Source records:
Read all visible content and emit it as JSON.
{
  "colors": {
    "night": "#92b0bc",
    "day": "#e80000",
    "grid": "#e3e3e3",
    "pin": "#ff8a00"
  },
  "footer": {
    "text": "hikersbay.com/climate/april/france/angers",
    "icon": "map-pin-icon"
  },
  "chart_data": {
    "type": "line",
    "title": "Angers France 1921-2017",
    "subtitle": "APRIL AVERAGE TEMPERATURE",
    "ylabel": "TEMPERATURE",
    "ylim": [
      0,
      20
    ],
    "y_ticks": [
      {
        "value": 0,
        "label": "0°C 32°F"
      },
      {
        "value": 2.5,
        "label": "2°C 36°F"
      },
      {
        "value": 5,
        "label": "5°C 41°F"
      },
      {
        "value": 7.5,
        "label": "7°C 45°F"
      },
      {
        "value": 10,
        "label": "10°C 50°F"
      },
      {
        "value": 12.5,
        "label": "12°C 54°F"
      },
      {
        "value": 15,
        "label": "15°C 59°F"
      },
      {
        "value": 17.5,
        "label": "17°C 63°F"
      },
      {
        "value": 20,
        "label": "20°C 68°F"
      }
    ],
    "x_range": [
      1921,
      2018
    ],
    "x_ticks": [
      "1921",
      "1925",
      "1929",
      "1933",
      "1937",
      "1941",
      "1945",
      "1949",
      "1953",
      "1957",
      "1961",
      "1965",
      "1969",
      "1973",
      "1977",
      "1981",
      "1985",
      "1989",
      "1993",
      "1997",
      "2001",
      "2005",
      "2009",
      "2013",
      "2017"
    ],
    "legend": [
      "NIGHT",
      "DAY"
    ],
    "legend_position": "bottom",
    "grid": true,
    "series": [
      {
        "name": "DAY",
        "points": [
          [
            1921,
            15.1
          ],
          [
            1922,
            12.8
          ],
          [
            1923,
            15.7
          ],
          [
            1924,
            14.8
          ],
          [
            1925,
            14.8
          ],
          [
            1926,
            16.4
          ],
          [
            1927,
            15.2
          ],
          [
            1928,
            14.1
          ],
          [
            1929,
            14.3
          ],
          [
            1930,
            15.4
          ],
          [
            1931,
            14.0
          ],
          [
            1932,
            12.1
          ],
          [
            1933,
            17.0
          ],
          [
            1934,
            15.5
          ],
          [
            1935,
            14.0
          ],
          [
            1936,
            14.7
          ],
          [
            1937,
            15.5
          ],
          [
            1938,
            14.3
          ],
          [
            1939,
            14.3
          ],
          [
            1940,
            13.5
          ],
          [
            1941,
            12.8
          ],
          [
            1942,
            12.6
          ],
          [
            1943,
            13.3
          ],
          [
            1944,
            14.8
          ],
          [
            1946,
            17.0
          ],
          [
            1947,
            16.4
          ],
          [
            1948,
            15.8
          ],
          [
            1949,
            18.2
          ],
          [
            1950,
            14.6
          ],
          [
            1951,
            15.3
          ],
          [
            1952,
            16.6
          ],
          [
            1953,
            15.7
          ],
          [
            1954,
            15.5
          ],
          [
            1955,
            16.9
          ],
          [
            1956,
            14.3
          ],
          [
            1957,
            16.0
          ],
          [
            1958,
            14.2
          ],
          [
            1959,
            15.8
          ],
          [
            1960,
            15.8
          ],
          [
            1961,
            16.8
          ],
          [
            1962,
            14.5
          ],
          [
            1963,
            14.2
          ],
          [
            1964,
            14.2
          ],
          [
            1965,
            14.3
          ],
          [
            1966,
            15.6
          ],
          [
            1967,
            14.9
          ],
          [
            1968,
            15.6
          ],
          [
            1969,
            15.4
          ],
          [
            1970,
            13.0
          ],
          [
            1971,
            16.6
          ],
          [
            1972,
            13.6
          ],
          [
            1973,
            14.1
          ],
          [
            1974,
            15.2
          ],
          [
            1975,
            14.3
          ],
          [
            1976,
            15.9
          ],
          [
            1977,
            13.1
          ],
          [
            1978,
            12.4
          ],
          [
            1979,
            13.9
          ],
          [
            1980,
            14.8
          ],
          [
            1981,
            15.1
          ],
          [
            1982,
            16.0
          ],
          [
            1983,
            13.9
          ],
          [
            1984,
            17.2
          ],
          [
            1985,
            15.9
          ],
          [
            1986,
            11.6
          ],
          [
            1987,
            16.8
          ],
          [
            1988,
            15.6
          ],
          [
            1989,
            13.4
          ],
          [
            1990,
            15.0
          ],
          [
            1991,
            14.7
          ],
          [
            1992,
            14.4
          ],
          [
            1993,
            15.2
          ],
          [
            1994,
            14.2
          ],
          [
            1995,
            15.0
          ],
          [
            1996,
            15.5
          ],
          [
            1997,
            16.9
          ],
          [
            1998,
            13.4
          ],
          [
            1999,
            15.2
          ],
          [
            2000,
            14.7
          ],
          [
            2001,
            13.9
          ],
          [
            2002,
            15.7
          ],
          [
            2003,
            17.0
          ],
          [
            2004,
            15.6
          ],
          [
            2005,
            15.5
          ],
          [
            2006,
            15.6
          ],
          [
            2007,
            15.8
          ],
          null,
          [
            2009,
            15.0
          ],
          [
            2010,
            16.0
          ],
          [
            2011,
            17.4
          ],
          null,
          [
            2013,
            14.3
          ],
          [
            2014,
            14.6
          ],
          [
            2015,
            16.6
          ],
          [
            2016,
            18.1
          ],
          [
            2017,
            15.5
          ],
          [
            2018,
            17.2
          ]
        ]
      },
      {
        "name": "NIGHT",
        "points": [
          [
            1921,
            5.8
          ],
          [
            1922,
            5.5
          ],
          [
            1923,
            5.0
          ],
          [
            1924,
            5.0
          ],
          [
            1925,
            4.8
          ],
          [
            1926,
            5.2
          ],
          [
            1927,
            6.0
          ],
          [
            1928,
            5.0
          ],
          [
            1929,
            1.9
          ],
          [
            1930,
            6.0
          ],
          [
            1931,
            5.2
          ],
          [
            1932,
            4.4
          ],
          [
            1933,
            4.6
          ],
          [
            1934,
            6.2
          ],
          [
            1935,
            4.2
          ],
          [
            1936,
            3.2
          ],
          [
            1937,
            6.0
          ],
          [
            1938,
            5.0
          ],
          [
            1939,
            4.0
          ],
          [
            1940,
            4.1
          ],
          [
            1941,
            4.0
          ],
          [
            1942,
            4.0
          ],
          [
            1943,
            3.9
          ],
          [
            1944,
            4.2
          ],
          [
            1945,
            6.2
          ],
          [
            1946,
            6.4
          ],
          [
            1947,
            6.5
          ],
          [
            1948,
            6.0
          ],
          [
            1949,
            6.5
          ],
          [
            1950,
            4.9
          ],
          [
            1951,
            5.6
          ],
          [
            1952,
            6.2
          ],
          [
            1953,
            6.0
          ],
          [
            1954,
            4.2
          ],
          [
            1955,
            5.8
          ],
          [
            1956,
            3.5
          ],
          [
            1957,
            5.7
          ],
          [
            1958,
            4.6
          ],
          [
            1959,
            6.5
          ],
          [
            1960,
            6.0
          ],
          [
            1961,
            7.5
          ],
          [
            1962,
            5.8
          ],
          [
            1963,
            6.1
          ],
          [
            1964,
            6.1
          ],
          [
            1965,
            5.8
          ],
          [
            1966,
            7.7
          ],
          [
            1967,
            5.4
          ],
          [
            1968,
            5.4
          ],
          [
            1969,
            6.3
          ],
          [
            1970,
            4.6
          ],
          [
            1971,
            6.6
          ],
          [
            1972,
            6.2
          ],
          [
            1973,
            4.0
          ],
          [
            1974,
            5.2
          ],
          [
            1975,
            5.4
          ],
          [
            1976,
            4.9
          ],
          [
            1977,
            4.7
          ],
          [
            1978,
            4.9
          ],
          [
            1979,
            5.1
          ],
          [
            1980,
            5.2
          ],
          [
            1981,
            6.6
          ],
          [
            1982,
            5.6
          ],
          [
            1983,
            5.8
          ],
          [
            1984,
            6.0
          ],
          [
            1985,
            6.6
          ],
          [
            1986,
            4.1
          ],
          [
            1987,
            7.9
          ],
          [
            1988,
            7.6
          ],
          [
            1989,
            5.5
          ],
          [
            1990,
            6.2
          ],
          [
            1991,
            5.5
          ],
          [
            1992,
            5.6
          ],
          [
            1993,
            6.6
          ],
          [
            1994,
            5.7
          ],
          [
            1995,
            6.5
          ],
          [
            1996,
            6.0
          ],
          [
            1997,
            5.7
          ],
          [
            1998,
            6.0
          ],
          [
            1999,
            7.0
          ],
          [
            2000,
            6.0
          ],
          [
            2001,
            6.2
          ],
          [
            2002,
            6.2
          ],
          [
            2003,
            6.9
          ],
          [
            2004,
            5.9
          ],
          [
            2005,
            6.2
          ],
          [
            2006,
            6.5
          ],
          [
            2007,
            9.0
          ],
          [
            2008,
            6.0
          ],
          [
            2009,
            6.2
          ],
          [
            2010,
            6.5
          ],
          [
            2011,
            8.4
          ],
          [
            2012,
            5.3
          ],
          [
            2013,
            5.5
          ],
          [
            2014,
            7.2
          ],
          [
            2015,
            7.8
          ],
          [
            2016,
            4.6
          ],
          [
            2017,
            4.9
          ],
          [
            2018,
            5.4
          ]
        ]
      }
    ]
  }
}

Given exercise:
Where a line holds the string "value", copy that line.

Solution to this exercise:
        "value": 0,
        "value": 2.5,
        "value": 5,
        "value": 7.5,
        "value": 10,
        "value": 12.5,
        "value": 15,
        "value": 17.5,
        "value": 20,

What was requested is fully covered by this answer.